_Written task_
Copy each line of the records that holds the string "this".

_Input_
☆ ☆ ☆

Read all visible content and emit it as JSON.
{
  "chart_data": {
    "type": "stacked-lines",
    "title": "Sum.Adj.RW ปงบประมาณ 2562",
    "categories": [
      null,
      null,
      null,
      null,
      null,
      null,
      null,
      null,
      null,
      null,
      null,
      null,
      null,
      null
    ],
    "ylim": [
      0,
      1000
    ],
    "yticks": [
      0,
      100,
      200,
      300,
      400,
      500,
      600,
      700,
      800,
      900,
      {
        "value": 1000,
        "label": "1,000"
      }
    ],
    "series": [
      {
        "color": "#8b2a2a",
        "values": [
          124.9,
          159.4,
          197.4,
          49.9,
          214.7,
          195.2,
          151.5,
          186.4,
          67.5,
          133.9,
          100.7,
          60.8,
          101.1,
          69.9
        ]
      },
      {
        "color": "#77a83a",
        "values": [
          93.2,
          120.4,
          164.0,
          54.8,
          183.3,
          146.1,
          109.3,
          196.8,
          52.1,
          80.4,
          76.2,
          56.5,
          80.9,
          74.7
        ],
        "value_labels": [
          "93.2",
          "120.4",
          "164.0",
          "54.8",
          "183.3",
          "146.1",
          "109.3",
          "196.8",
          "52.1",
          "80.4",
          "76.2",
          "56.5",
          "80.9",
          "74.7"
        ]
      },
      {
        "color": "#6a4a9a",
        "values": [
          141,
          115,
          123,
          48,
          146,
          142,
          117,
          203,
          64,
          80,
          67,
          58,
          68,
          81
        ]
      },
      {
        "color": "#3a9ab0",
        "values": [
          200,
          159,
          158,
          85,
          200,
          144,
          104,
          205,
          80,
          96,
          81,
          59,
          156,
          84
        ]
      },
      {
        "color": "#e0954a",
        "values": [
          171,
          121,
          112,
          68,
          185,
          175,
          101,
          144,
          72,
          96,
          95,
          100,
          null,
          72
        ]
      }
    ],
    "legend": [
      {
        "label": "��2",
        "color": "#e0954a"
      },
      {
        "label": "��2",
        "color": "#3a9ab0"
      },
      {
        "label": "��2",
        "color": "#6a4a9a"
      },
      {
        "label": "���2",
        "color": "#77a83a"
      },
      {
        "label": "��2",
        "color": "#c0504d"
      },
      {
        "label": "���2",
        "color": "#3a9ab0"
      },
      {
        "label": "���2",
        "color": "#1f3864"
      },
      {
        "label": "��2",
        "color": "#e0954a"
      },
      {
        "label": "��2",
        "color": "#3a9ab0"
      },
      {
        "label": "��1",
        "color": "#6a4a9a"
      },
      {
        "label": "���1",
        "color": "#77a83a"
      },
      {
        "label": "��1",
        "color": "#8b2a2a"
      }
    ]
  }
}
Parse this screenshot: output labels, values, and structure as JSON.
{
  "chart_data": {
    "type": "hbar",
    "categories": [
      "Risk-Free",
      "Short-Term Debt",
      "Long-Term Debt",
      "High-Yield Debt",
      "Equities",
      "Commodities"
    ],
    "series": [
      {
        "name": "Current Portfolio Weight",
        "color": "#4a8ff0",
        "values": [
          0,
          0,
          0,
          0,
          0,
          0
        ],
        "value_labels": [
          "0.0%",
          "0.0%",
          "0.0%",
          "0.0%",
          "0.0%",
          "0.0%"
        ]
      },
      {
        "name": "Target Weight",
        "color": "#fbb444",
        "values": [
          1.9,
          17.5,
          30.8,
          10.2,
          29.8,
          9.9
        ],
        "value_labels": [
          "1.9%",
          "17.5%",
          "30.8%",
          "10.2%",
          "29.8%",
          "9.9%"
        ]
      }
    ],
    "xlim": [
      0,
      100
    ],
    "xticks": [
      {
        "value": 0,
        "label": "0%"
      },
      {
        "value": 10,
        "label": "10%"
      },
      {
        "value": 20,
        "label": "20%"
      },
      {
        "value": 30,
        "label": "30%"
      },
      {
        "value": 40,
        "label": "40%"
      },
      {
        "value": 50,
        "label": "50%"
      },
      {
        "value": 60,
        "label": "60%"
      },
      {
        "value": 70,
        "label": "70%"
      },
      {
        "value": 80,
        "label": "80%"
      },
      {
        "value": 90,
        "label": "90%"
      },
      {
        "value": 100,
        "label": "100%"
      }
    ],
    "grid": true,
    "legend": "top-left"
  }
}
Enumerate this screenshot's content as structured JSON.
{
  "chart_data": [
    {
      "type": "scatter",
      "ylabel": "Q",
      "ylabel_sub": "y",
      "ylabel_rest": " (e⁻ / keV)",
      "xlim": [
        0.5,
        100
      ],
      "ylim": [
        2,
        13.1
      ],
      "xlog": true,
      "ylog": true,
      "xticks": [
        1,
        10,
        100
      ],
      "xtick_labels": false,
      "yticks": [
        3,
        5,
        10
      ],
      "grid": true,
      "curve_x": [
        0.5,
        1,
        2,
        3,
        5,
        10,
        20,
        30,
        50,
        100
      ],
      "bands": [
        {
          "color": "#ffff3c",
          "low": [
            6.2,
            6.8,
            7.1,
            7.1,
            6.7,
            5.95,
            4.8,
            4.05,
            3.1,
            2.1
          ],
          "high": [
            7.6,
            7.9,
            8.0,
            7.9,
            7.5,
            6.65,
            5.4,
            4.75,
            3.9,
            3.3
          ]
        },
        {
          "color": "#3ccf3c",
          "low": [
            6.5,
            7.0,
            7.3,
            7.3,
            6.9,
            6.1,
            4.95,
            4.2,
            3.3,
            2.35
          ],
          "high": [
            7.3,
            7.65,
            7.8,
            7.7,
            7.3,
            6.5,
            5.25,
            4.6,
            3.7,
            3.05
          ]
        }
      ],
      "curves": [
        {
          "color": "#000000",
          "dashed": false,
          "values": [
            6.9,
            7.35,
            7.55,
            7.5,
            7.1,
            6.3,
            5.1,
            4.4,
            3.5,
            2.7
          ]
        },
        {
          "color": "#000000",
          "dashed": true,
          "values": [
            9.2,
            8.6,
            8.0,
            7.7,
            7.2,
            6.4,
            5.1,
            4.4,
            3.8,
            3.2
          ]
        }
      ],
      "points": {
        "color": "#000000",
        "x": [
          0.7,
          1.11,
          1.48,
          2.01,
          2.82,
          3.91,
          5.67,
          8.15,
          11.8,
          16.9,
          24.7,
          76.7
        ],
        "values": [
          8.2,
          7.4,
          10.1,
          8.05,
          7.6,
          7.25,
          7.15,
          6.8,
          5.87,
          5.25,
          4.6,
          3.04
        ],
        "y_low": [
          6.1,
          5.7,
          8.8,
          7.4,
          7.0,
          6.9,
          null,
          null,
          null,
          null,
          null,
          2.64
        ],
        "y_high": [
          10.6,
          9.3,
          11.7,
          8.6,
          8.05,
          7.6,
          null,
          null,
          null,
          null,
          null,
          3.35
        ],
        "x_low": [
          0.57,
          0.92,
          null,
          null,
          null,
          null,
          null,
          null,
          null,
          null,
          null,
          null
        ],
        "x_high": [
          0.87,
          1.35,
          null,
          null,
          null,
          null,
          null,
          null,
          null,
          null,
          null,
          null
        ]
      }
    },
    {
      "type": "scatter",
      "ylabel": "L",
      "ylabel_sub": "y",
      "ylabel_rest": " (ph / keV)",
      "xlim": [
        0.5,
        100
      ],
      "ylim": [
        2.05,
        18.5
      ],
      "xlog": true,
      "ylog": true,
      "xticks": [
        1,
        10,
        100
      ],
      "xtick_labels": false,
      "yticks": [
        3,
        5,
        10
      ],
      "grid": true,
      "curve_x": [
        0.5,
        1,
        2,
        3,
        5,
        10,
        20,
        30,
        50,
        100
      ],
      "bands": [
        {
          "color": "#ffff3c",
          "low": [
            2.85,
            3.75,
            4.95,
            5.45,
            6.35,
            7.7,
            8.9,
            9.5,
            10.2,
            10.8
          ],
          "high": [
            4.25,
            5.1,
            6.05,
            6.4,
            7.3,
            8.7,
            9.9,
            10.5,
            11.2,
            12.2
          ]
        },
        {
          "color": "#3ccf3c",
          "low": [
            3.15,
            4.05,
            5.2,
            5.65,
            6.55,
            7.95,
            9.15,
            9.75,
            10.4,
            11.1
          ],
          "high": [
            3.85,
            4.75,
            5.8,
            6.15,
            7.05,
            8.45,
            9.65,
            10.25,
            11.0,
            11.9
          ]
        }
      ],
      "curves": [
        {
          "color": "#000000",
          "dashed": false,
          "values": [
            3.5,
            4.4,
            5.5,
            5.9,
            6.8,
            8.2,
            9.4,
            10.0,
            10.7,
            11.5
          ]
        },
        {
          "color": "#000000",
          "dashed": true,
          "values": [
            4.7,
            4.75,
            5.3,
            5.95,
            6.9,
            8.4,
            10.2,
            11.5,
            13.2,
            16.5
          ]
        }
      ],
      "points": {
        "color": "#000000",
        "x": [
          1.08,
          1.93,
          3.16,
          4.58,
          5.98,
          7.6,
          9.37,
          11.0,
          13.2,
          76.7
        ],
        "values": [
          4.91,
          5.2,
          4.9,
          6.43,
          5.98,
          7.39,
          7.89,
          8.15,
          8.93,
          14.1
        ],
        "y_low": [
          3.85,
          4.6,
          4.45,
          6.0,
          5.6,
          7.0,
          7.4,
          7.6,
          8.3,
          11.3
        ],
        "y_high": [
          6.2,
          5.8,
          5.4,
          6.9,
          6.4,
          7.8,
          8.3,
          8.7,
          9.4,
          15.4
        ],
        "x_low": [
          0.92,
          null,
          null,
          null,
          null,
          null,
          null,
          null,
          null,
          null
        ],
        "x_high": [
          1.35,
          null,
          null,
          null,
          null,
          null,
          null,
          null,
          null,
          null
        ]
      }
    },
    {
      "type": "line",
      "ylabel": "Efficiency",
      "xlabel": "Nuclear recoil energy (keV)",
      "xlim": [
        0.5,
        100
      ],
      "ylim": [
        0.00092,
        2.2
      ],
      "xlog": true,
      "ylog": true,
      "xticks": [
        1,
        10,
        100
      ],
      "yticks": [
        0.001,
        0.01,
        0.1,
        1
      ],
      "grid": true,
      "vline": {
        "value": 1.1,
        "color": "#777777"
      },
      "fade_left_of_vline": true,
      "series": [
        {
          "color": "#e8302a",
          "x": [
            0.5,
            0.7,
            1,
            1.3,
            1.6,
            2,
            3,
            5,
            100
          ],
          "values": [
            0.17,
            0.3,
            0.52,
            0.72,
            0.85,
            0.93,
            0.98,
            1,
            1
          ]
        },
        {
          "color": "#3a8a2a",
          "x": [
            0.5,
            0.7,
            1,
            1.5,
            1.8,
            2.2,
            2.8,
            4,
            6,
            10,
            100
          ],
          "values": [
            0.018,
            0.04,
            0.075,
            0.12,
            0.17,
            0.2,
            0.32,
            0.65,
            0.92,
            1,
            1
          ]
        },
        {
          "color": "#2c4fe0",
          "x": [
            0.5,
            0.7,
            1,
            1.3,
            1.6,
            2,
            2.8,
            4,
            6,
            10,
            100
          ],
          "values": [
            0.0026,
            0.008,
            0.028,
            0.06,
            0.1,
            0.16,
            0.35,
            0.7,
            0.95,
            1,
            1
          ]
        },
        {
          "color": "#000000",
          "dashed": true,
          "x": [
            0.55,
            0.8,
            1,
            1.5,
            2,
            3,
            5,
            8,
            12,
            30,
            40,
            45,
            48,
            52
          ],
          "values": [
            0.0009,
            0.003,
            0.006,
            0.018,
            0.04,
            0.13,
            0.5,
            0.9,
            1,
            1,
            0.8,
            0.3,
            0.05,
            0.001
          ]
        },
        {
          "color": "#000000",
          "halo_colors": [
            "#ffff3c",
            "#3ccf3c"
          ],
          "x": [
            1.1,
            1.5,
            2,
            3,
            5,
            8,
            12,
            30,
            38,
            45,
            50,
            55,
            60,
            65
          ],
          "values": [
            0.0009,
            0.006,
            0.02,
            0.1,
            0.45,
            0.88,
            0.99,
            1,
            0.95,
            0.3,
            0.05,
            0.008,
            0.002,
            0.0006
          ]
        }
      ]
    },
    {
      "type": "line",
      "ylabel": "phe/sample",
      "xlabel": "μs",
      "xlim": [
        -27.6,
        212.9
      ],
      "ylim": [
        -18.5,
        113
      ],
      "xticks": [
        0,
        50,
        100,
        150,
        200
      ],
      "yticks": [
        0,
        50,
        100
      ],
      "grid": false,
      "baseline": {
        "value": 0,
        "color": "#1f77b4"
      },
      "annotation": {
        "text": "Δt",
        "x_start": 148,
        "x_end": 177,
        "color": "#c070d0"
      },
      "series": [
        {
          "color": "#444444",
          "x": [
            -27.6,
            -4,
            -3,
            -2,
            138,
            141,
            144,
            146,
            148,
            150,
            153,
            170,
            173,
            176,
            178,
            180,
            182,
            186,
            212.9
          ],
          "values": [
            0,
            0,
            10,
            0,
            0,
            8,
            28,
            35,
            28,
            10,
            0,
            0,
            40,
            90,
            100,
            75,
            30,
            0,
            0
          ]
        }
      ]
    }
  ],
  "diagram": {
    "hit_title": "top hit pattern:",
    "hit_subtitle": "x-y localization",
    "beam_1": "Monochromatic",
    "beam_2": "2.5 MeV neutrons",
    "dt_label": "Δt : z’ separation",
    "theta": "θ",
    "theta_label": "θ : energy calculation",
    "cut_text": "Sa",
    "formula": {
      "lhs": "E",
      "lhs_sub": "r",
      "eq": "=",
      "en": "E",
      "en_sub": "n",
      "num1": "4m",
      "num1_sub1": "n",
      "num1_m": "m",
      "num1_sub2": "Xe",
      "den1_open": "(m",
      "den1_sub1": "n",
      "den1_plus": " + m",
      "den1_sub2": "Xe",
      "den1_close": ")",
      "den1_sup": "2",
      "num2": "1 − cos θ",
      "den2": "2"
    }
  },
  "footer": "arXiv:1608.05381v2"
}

☆ ☆ ☆

_Written reply_
Parse this screenshot: output labels, values, and structure as JSON.
Enumerate this screenshot's content as structured JSON.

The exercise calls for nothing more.